TASK INSTRUCTIONS:
Copy the entries below exactly. Images do not belong in the copy.
# # # #
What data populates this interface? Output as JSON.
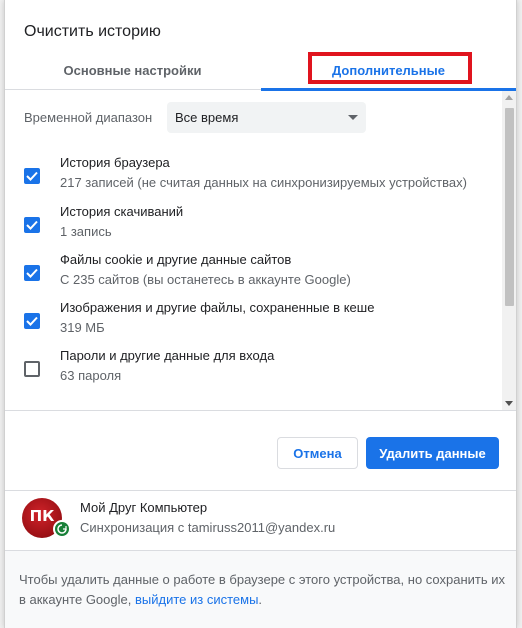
{
  "dialog": {
    "title": "Очистить историю"
  },
  "tabs": [
    {
      "label": "Основные настройки"
    },
    {
      "label": "Дополнительные"
    }
  ],
  "time_range": {
    "label": "Временной диапазон",
    "value": "Все время"
  },
  "items": [
    {
      "title": "История браузера",
      "subtitle": "217 записей (не считая данных на синхронизируемых устройствах)",
      "checked": true
    },
    {
      "title": "История скачиваний",
      "subtitle": "1 запись",
      "checked": true
    },
    {
      "title": "Файлы cookie и другие данные сайтов",
      "subtitle": "С 235 сайтов (вы останетесь в аккаунте Google)",
      "checked": true
    },
    {
      "title": "Изображения и другие файлы, сохраненные в кеше",
      "subtitle": "319 МБ",
      "checked": true
    },
    {
      "title": "Пароли и другие данные для входа",
      "subtitle": "63 пароля",
      "checked": false
    }
  ],
  "buttons": {
    "cancel": "Отмена",
    "delete": "Удалить данные"
  },
  "account": {
    "avatar_text": "ПК",
    "name": "Мой Друг Компьютер",
    "sync": "Синхронизация с tamiruss2011@yandex.ru"
  },
  "footer": {
    "text": "Чтобы удалить данные о работе в браузере с этого устройства, но сохранить их в аккаунте Google,",
    "link": "выйдите из системы",
    "end": "."
  },
  "colors": {
    "accent": "#1a73e8",
    "highlight": "#e0141e",
    "sync": "#188038"
  },
  "icons": {
    "checkbox_checked": "check-icon",
    "sync_badge": "sync-icon",
    "dropdown": "chevron-down-icon"
  }
}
# # # #
RESULT:
What data populates this interface? Output as JSON.
{
  "dialog": {
    "title": "Очистить историю"
  },
  "tabs": [
    {
      "label": "Основные настройки"
    },
    {
      "label": "Дополнительные"
    }
  ],
  "time_range": {
    "label": "Временной диапазон",
    "value": "Все время"
  },
  "items": [
    {
      "title": "История браузера",
      "subtitle": "217 записей (не считая данных на синхронизируемых устройствах)",
      "checked": true
    },
    {
      "title": "История скачиваний",
      "subtitle": "1 запись",
      "checked": true
    },
    {
      "title": "Файлы cookie и другие данные сайтов",
      "subtitle": "С 235 сайтов (вы останетесь в аккаунте Google)",
      "checked": true
    },
    {
      "title": "Изображения и другие файлы, сохраненные в кеше",
      "subtitle": "319 МБ",
      "checked": true
    },
    {
      "title": "Пароли и другие данные для входа",
      "subtitle": "63 пароля",
      "checked": false
    }
  ],
  "buttons": {
    "cancel": "Отмена",
    "delete": "Удалить данные"
  },
  "account": {
    "avatar_text": "ПК",
    "name": "Мой Друг Компьютер",
    "sync": "Синхронизация с tamiruss2011@yandex.ru"
  },
  "footer": {
    "text": "Чтобы удалить данные о работе в браузере с этого устройства, но сохранить их в аккаунте Google,",
    "link": "выйдите из системы",
    "end": "."
  },
  "colors": {
    "accent": "#1a73e8",
    "highlight": "#e0141e",
    "sync": "#188038"
  },
  "icons": {
    "checkbox_checked": "check-icon",
    "sync_badge": "sync-icon",
    "dropdown": "chevron-down-icon"
  }
}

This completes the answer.